Below are some entries. Copy each line that holds the string "дверь".

— begin —

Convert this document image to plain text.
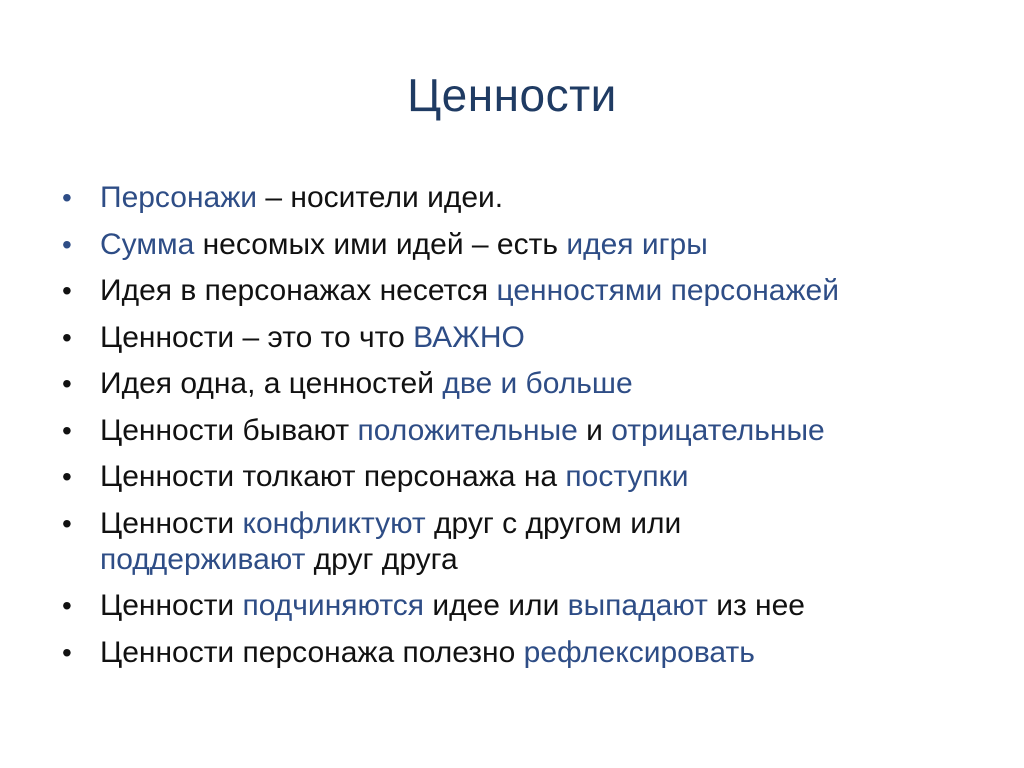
Ценности
• Персонажи – носители идеи.
• Сумма несомых ими идей – есть идея игры
• Идея в персонажах несется ценностями персонажей
• Ценности – это то что ВАЖНО
• Идея одна, а ценностей две и больше
• Ценности бывают положительные и отрицательные
• Ценности толкают персонажа на поступки
• Ценности конфликтуют друг с другом или
поддерживают друг друга
• Ценности подчиняются идее или выпадают из нее
• Ценности персонажа полезно рефлексировать
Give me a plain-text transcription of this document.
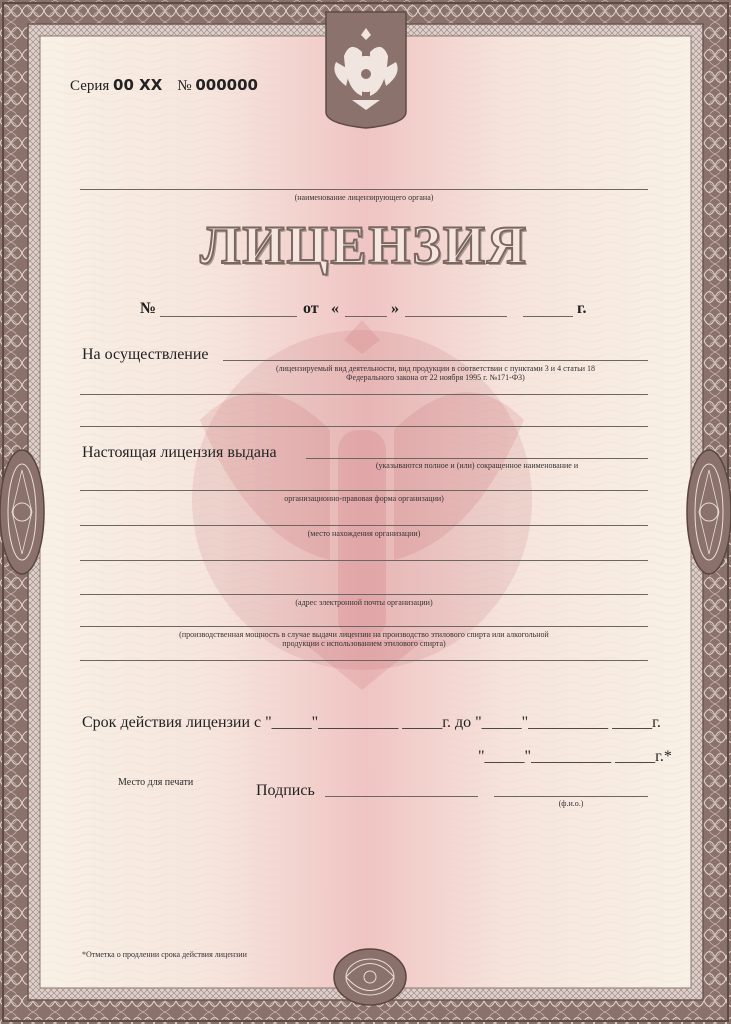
Серия 00 XX № 000000
(наименование лицензирующего органа)
ЛИЦЕНЗИЯ
№	от «	»	г.
На осуществление
(лицензируемый вид деятельности, вид продукции в соответствии с пунктами 3 и 4 статьи 18
Федерального закона от 22 ноября 1995 г. №171-ФЗ)
Настоящая лицензия выдана
(указываются полное и (или) сокращенное наименование и
организационно-правовая форма организации)
(место нахождения организации)
(адрес электронной почты организации)
(производственная мощность в случае выдачи лицензии на производство этилового спирта или алкогольной
продукции с использованием этилового спирта)
Срок действия лицензии с "_____"__________ _____г. до "_____"__________ _____г.
"_____"__________ _____г.*
Место для печати	Подпись
(ф.и.о.)
*Отметка о продлении срока действия лицензии
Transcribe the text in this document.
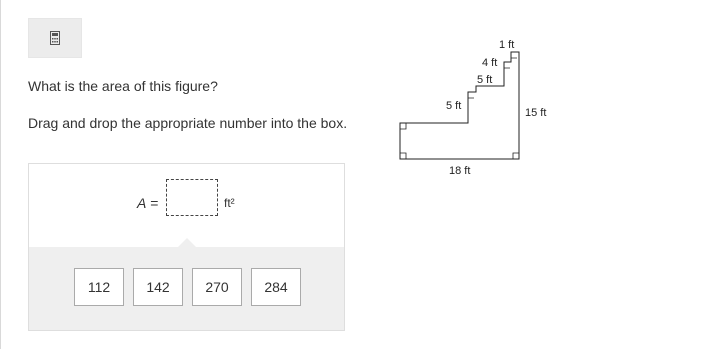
What is the area of this figure?
Drag and drop the appropriate number into the box.
A =	ft²
112	142	270	284
1 ft
4 ft
5 ft
5 ft
15 ft
18 ft
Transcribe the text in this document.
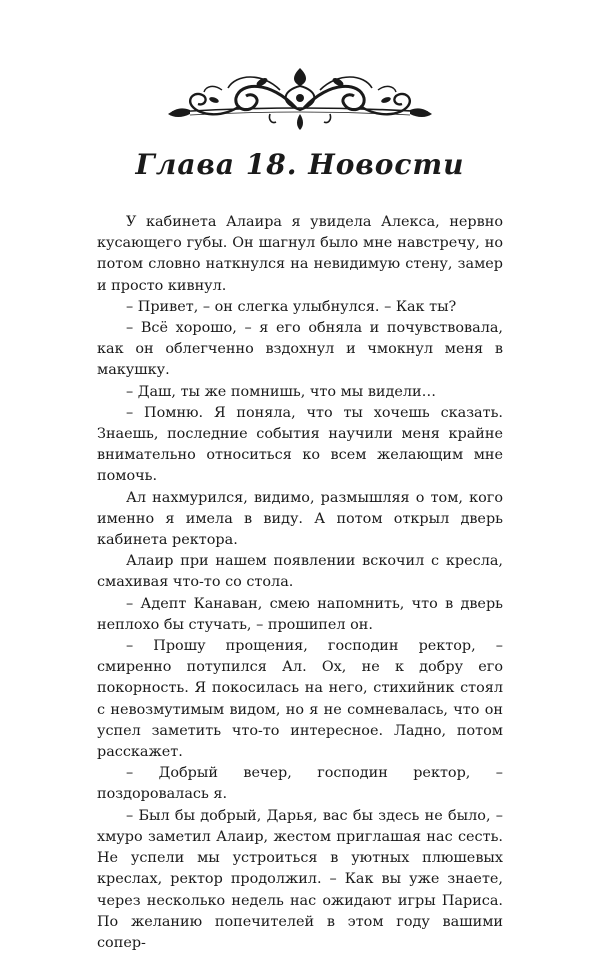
Глава 18. Новости

У кабинета Алаира я увидела Алекса, нервно кусающего губы. Он шагнул было мне навстречу, но потом словно наткнулся на невидимую стену, замер и просто кивнул.

– Привет, – он слегка улыбнулся. – Как ты?

– Всё хорошо, – я его обняла и почувствовала, как он облегченно вздохнул и чмокнул меня в макушку.

– Даш, ты же помнишь, что мы видели…

– Помню. Я поняла, что ты хочешь сказать. Знаешь, последние события научили меня крайне внимательно относиться ко всем желающим мне помочь.

Ал нахмурился, видимо, размышляя о том, кого именно я имела в виду. А потом открыл дверь кабинета ректора.

Алаир при нашем появлении вскочил с кресла, смахивая что-то со стола.

– Адепт Канаван, смею напомнить, что в дверь неплохо бы стучать, – прошипел он.

– Прошу прощения, господин ректор, – смиренно потупился Ал. Ох, не к добру его покорность. Я покосилась на него, стихийник стоял с невозмутимым видом, но я не сомневалась, что он успел заметить что-то интересное. Ладно, потом расскажет.

– Добрый вечер, господин ректор, – поздоровалась я.

– Был бы добрый, Дарья, вас бы здесь не было, – хмуро заметил Алаир, жестом приглашая нас сесть. Не успели мы устроиться в уютных плюшевых креслах, ректор продолжил. – Как вы уже знаете, через несколько недель нас ожидают игры Париса. По желанию попечителей в этом году вашими сопер-
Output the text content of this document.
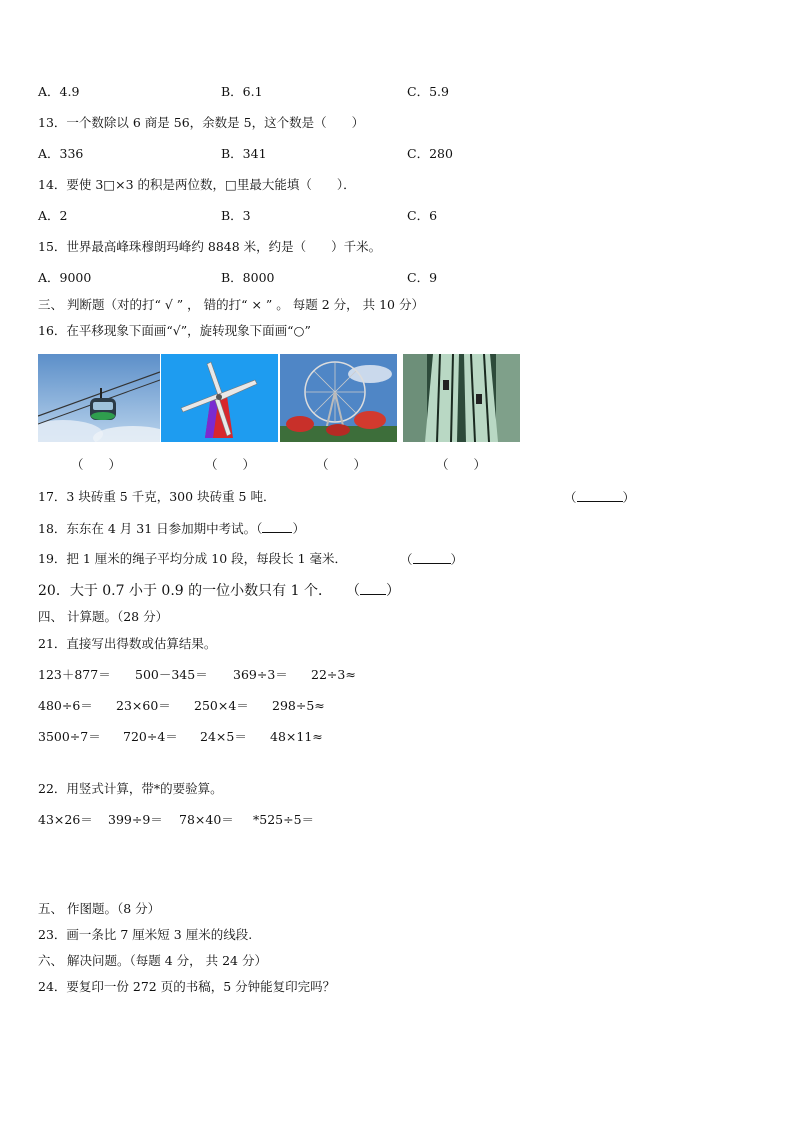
A．4.9	B．6.1	C．5.9
13．一个数除以 6 商是 56，余数是 5，这个数是（　　）
A．336	B．341	C．280
14．要使 3□×3 的积是两位数，□里最大能填（　　）．
A．2	B．3	C．6
15．世界最高峰珠穆朗玛峰约 8848 米，约是（　　）千米。
A．9000	B．8000	C．9
三、 判断题（对的打“ √ ” ， 错的打“ × ” 。 每题 2 分， 共 10 分）
16．在平移现象下面画“√”，旋转现象下面画“○”
（　　）	（　　）	（　　）	（　　）
17．3 块砖重 5 千克，300 块砖重 5 吨．	（	）
18．东东在 4 月 31 日参加期中考试。（ ）
19．把 1 厘米的绳子平均分成 10 段，每段长 1 毫米．	（	）
20．大于 0.7 小于 0.9 的一位小数只有 1 个． （ ）
四、 计算题。（28 分）
21．直接写出得数或估算结果。
123＋877＝ 500－345＝ 369÷3＝ 22÷3≈
480÷6＝ 23×60＝ 250×4＝ 298÷5≈
3500÷7＝ 720÷4＝ 24×5＝ 48×11≈
22．用竖式计算，带*的要验算。
43×26＝ 399÷9＝ 78×40＝ *525÷5＝
五、 作图题。（8 分）
23．画一条比 7 厘米短 3 厘米的线段.
六、 解决问题。（每题 4 分， 共 24 分）
24．要复印一份 272 页的书稿，5 分钟能复印完吗？
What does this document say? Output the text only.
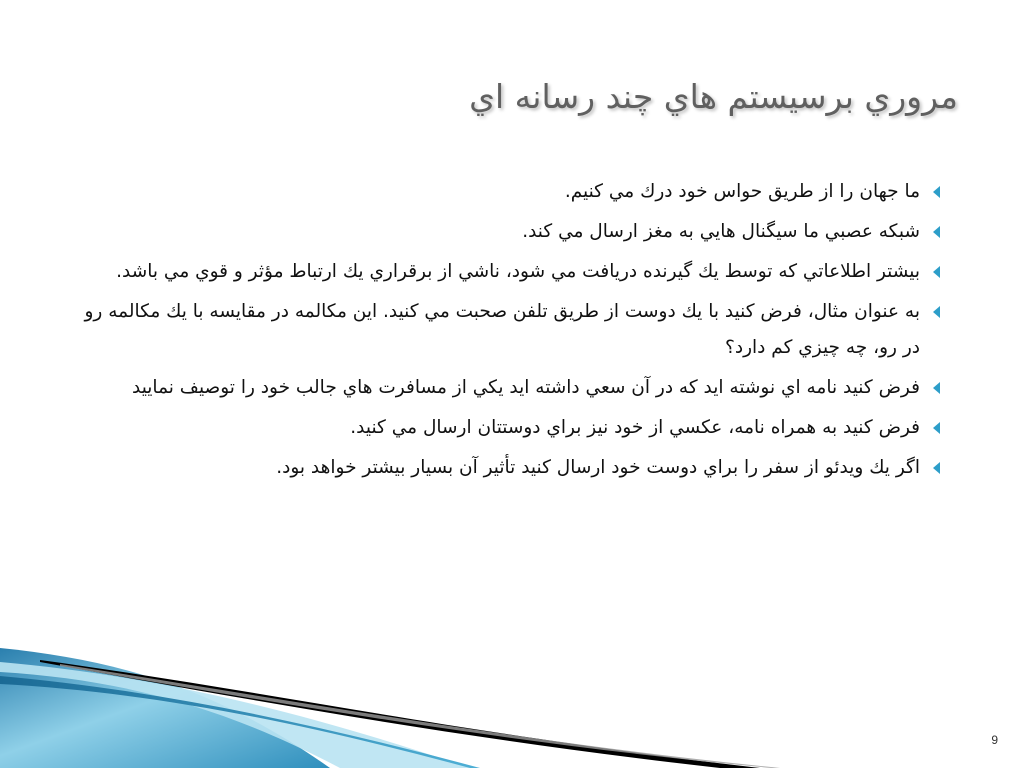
مروري برسيستم هاي چند رسانه اي
ما جهان را از طريق حواس خود درك مي كنيم.
شبكه عصبي ما سيگنال هايي به مغز ارسال مي كند.
بيشتر اطلاعاتي كه توسط يك گيرنده دريافت مي شود، ناشي از برقراري يك ارتباط مؤثر و قوي مي باشد.
به عنوان مثال، فرض كنيد با يك دوست از طريق تلفن صحبت مي كنيد. اين مكالمه در مقايسه با يك مكالمه رو در رو، چه چيزي كم دارد؟
فرض كنيد نامه اي نوشته ايد كه در آن سعي داشته ايد يكي از مسافرت هاي جالب خود را توصيف نماييد
فرض كنيد به همراه نامه، عكسي از خود نيز براي دوستتان ارسال مي كنيد.
اگر يك ويدئو از سفر را براي دوست خود ارسال كنيد تأثير آن بسيار بيشتر خواهد بود.
9
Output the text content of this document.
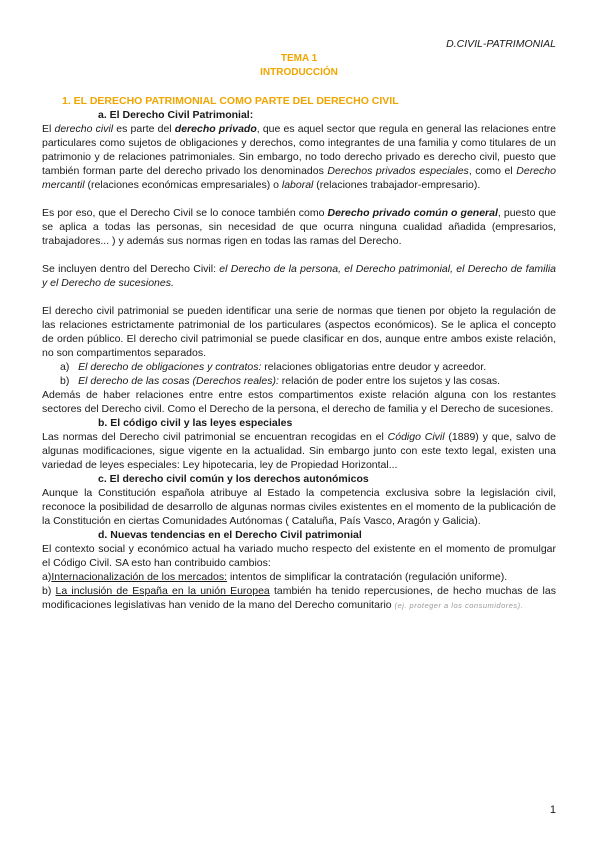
D.CIVIL-PATRIMONIAL
TEMA 1
INTRODUCCIÓN
1. EL DERECHO PATRIMONIAL COMO PARTE DEL DERECHO CIVIL
a. El Derecho Civil Patrimonial:

El derecho civil es parte del derecho privado, que es aquel sector que regula en general las relaciones entre particulares como sujetos de obligaciones y derechos, como integrantes de una familia y como titulares de un patrimonio y de relaciones patrimoniales. Sin embargo, no todo derecho privado es derecho civil, puesto que también forman parte del derecho privado los denominados Derechos privados especiales, como el Derecho mercantil (relaciones económicas empresariales) o laboral (relaciones trabajador-empresario).

Es por eso, que el Derecho Civil se lo conoce también como Derecho privado común o general, puesto que se aplica a todas las personas, sin necesidad de que ocurra ninguna cualidad añadida (empresarios, trabajadores... ) y además sus normas rigen en todas las ramas del Derecho.

Se incluyen dentro del Derecho Civil: el Derecho de la persona, el Derecho patrimonial, el Derecho de familia y el Derecho de sucesiones.

El derecho civil patrimonial se pueden identificar una serie de normas que tienen por objeto la regulación de las relaciones estrictamente patrimonial de los particulares (aspectos económicos). Se le aplica el concepto de orden público. El derecho civil patrimonial se puede clasificar en dos, aunque entre ambos existe relación, no son compartimentos separados.

a) El derecho de obligaciones y contratos: relaciones obligatorias entre deudor y acreedor.

b) El derecho de las cosas (Derechos reales): relación de poder entre los sujetos y las cosas.

Además de haber relaciones entre entre estos compartimentos existe relación alguna con los restantes sectores del Derecho civil. Como el Derecho de la persona, el derecho de familia y el Derecho de sucesiones.

b. El código civil y las leyes especiales

Las normas del Derecho civil patrimonial se encuentran recogidas en el Código Civil (1889) y que, salvo de algunas modificaciones, sigue vigente en la actualidad. Sin embargo junto con este texto legal, existen una variedad de leyes especiales: Ley hipotecaria, ley de Propiedad Horizontal...

c. El derecho civil común y los derechos autonómicos

Aunque la Constitución española atribuye al Estado la competencia exclusiva sobre la legislación civil, reconoce la posibilidad de desarrollo de algunas normas civiles existentes en el momento de la publicación de la Constitución en ciertas Comunidades Autónomas ( Cataluña, País Vasco, Aragón y Galicia).

d. Nuevas tendencias en el Derecho Civil patrimonial

El contexto social y económico actual ha variado mucho respecto del existente en el momento de promulgar el Código Civil. SA esto han contribuido cambios:

a)Internacionalización de los mercados: intentos de simplificar la contratación (regulación uniforme).

b) La inclusión de España en la unión Europea también ha tenido repercusiones, de hecho muchas de las modificaciones legislativas han venido de la mano del Derecho comunitario (ej. proteger a los consumidores).

1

— end —

*OUTPUT OF THE EXERCISE*:
Ал нахмурился, видимо, размышляя о том, кого именно я имела в виду. А потом открыл дверь кабинета ректора.
– Адепт Канаван, смею напомнить, что в дверь неплохо бы стучать, – прошипел он.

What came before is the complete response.